Written exercise » Print the data that follows exactly.

Records supplied »
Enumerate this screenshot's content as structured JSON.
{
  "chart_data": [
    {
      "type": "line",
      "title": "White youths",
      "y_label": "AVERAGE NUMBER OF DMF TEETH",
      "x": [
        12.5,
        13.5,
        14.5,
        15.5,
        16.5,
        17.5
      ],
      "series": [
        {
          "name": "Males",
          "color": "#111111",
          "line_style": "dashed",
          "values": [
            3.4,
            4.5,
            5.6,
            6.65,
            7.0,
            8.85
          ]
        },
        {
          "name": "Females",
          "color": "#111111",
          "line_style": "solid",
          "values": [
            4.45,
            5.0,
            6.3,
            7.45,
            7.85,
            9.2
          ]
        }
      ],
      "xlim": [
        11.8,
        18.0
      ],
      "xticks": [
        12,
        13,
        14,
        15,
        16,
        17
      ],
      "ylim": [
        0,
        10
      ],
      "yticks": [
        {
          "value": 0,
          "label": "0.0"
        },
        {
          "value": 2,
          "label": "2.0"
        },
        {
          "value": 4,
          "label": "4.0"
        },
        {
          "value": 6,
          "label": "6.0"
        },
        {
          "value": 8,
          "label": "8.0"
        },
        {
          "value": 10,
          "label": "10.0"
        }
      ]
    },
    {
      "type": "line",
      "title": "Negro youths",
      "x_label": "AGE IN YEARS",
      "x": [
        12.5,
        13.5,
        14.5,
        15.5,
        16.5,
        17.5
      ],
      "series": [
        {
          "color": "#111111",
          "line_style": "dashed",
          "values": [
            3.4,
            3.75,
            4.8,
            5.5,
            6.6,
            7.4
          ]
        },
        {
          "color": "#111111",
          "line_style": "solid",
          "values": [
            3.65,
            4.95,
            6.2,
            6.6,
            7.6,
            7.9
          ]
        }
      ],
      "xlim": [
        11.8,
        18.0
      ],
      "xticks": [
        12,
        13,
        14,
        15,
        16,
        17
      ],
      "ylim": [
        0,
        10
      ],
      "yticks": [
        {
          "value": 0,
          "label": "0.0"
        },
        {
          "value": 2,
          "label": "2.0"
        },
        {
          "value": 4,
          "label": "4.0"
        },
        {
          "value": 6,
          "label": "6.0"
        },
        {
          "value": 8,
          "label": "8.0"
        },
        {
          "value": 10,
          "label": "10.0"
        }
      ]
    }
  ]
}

Solution to this problem »
Enumerate this screenshot's content as structured JSON.
{
  "chart_data": [
    {
      "type": "line",
      "title": "White youths",
      "y_label": "AVERAGE NUMBER OF DMF TEETH",
      "x": [
        12.5,
        13.5,
        14.5,
        15.5,
        16.5,
        17.5
      ],
      "series": [
        {
          "name": "Males",
          "color": "#111111",
          "line_style": "dashed",
          "values": [
            3.4,
            4.5,
            5.6,
            6.65,
            7.0,
            8.85
          ]
        },
        {
          "name": "Females",
          "color": "#111111",
          "line_style": "solid",
          "values": [
            4.45,
            5.0,
            6.3,
            7.45,
            7.85,
            9.2
          ]
        }
      ],
      "xlim": [
        11.8,
        18.0
      ],
      "xticks": [
        12,
        13,
        14,
        15,
        16,
        17
      ],
      "ylim": [
        0,
        10
      ],
      "yticks": [
        {
          "value": 0,
          "label": "0.0"
        },
        {
          "value": 2,
          "label": "2.0"
        },
        {
          "value": 4,
          "label": "4.0"
        },
        {
          "value": 6,
          "label": "6.0"
        },
        {
          "value": 8,
          "label": "8.0"
        },
        {
          "value": 10,
          "label": "10.0"
        }
      ]
    },
    {
      "type": "line",
      "title": "Negro youths",
      "x_label": "AGE IN YEARS",
      "x": [
        12.5,
        13.5,
        14.5,
        15.5,
        16.5,
        17.5
      ],
      "series": [
        {
          "color": "#111111",
          "line_style": "dashed",
          "values": [
            3.4,
            3.75,
            4.8,
            5.5,
            6.6,
            7.4
          ]
        },
        {
          "color": "#111111",
          "line_style": "solid",
          "values": [
            3.65,
            4.95,
            6.2,
            6.6,
            7.6,
            7.9
          ]
        }
      ],
      "xlim": [
        11.8,
        18.0
      ],
      "xticks": [
        12,
        13,
        14,
        15,
        16,
        17
      ],
      "ylim": [
        0,
        10
      ],
      "yticks": [
        {
          "value": 0,
          "label": "0.0"
        },
        {
          "value": 2,
          "label": "2.0"
        },
        {
          "value": 4,
          "label": "4.0"
        },
        {
          "value": 6,
          "label": "6.0"
        },
        {
          "value": 8,
          "label": "8.0"
        },
        {
          "value": 10,
          "label": "10.0"
        }
      ]
    }
  ]
}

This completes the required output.